Prompt: State the number of lines in these records that include the word "단품으로", and add nothing to it.

━━━━━━━━━━

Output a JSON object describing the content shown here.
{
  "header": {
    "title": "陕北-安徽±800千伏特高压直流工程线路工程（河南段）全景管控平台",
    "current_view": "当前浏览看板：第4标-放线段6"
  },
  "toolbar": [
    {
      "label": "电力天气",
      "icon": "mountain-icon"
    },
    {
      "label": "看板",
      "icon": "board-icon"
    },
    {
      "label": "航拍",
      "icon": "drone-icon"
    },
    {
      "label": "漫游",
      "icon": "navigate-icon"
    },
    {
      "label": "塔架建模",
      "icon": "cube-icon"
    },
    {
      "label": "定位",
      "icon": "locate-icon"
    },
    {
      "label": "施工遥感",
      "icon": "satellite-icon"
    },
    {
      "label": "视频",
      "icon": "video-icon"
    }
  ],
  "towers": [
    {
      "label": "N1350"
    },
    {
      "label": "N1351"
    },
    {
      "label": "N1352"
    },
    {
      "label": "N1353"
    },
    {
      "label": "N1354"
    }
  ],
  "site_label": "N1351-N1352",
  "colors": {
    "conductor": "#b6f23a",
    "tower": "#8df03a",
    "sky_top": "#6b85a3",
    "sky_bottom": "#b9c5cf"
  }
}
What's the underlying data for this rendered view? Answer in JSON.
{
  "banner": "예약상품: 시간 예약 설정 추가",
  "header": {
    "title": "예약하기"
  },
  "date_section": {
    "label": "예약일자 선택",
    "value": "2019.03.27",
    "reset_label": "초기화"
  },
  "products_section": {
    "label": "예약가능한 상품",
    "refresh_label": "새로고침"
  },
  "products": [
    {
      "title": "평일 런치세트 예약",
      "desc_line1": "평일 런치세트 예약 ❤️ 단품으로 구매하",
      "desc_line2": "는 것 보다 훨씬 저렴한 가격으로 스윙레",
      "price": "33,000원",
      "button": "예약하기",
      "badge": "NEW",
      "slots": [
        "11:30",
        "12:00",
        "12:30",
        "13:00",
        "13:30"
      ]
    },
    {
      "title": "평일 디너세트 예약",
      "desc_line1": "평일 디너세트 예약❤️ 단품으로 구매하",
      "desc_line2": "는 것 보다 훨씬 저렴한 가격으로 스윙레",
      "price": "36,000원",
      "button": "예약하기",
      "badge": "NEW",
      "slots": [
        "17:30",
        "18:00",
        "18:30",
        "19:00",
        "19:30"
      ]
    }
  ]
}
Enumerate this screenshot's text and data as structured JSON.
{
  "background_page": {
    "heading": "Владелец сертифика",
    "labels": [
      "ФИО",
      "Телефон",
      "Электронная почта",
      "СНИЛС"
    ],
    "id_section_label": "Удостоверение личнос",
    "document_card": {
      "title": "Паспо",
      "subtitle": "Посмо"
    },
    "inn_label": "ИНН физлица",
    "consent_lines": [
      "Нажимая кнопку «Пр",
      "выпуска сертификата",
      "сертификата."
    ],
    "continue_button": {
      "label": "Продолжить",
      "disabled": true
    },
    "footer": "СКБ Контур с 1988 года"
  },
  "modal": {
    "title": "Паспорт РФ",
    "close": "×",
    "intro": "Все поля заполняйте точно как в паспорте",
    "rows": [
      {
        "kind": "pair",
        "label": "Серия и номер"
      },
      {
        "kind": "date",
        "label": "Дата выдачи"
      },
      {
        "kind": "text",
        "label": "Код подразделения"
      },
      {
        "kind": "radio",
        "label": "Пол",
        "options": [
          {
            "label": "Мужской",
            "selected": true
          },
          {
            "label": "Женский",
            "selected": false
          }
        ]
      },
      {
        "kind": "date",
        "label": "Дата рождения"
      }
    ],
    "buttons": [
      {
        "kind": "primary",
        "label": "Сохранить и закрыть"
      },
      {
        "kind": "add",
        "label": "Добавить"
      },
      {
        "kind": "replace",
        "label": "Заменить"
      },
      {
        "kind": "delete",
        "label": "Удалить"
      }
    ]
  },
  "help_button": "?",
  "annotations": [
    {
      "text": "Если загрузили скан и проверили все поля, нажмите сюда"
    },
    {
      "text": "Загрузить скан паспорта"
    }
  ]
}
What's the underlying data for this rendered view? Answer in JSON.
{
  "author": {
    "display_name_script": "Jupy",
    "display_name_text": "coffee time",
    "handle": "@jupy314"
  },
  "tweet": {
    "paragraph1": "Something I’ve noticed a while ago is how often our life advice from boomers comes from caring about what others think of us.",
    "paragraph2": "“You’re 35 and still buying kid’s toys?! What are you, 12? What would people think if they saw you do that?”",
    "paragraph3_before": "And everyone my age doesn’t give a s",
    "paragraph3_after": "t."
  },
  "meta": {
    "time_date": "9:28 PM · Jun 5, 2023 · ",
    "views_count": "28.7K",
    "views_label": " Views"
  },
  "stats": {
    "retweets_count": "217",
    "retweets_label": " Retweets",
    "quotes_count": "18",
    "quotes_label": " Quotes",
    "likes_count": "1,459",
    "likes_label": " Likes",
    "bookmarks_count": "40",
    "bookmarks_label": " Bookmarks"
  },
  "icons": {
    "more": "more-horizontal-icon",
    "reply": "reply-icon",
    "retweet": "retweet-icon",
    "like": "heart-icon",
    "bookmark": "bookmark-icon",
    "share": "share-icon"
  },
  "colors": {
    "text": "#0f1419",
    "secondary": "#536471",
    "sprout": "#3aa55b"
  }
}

━━━━━━━━━━

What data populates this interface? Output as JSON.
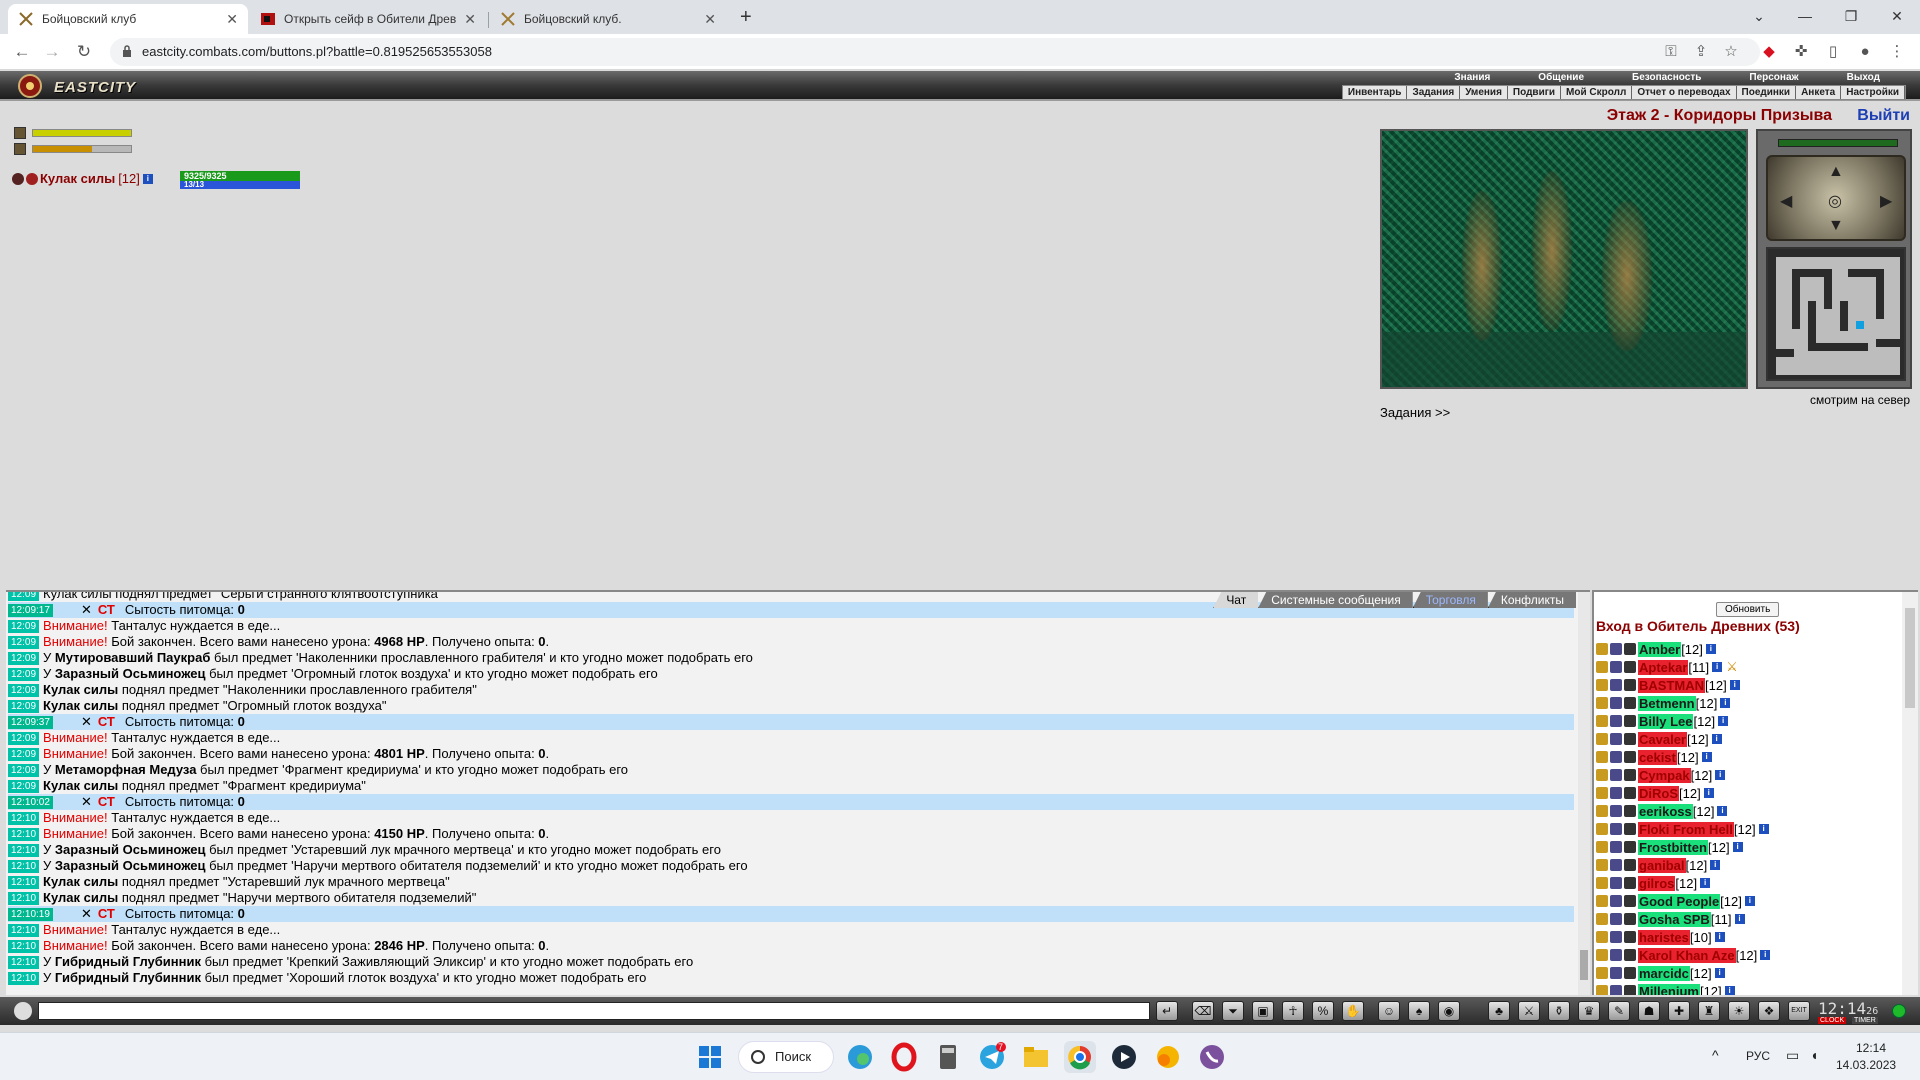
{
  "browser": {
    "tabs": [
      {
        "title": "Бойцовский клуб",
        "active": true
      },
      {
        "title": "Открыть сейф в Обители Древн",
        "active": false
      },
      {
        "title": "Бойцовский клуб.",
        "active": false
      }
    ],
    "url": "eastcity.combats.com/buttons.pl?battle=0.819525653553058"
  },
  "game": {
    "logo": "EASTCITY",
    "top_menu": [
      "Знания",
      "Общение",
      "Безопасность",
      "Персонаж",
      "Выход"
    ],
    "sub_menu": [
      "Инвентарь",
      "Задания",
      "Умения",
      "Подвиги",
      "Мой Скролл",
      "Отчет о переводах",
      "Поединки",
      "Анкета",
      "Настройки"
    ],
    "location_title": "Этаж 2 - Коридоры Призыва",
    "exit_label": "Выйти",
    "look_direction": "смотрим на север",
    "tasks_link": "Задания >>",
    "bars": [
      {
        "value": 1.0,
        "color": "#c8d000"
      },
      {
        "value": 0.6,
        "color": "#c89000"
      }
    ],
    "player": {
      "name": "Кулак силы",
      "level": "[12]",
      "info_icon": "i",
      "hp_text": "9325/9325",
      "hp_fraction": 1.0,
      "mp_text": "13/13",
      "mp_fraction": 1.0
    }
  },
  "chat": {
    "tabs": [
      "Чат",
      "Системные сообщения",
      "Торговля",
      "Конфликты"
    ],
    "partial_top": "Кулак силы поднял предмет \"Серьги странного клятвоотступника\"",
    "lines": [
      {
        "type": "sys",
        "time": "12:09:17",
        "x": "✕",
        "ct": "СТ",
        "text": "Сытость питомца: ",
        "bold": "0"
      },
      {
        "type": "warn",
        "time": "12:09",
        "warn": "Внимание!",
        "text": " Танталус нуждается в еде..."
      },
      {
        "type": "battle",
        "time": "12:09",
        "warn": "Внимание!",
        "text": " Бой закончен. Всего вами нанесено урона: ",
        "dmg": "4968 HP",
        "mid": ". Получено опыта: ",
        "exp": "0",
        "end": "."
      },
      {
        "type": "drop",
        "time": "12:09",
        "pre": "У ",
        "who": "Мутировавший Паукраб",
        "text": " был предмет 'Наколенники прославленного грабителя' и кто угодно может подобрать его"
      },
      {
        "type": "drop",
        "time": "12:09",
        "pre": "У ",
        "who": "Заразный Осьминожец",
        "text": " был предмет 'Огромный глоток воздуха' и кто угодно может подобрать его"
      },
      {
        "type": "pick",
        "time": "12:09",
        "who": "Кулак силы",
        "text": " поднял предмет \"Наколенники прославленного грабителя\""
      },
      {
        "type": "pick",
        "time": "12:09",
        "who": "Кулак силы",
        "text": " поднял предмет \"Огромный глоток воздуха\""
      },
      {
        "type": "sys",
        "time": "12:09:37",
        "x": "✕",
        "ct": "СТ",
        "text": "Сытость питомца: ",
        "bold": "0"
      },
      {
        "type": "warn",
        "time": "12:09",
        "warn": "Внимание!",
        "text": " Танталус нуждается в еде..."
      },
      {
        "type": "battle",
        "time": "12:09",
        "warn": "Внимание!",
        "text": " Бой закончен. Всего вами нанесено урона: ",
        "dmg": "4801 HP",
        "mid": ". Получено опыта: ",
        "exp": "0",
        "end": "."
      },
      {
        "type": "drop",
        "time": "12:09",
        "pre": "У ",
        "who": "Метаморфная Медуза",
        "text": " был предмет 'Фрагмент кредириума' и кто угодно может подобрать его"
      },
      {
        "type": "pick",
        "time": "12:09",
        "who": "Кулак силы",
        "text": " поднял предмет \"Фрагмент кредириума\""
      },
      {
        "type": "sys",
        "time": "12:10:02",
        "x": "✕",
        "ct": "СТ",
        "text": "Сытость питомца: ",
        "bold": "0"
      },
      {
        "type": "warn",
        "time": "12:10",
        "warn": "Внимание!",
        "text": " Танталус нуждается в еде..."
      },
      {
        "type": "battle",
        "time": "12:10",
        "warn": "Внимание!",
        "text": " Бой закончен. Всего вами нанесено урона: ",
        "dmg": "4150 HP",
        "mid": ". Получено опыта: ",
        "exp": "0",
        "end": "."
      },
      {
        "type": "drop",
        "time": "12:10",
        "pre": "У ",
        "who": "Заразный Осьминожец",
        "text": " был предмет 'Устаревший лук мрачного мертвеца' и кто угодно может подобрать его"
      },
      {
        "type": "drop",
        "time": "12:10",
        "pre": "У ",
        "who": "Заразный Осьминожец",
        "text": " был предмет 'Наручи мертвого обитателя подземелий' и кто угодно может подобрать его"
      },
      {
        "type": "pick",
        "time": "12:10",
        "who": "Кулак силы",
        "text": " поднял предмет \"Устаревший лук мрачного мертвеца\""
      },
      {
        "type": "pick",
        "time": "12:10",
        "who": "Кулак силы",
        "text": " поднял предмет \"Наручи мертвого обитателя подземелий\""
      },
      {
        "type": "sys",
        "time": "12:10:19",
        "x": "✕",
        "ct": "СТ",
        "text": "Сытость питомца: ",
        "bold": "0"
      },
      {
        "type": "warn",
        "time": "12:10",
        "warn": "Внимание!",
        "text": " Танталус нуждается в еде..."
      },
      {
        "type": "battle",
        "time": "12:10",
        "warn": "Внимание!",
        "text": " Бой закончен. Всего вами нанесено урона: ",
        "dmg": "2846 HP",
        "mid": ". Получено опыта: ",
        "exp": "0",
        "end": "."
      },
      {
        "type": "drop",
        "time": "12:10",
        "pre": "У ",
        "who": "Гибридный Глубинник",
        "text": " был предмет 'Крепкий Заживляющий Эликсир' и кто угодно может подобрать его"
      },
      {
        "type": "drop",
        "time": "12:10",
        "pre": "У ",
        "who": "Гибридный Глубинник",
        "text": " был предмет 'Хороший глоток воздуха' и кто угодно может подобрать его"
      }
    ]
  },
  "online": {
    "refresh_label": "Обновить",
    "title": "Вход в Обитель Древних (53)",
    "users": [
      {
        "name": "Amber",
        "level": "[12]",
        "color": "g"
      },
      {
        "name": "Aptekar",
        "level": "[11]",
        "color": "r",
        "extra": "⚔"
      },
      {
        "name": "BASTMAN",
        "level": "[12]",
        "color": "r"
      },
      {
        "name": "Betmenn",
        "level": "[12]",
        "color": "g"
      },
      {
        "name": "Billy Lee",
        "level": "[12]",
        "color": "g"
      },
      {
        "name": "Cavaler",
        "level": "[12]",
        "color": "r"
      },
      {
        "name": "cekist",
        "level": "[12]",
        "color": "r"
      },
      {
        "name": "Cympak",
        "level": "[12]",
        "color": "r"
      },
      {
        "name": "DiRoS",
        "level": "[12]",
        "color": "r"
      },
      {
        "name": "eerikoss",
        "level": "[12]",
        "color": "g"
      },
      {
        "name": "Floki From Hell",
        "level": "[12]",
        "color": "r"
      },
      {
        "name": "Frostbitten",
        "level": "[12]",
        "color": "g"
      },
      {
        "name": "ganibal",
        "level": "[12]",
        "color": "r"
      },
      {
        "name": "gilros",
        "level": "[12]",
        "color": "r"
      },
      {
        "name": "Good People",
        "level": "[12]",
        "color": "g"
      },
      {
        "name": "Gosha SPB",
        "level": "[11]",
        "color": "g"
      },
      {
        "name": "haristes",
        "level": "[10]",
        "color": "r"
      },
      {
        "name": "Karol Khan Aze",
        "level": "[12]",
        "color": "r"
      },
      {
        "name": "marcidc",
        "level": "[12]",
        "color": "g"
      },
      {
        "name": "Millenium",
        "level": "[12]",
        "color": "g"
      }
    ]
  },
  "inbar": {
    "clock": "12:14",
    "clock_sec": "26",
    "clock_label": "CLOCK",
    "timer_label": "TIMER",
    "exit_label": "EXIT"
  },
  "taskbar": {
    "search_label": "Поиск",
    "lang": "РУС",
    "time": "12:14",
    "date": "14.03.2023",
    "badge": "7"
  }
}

━━━━━━━━━━

Exercise result: 2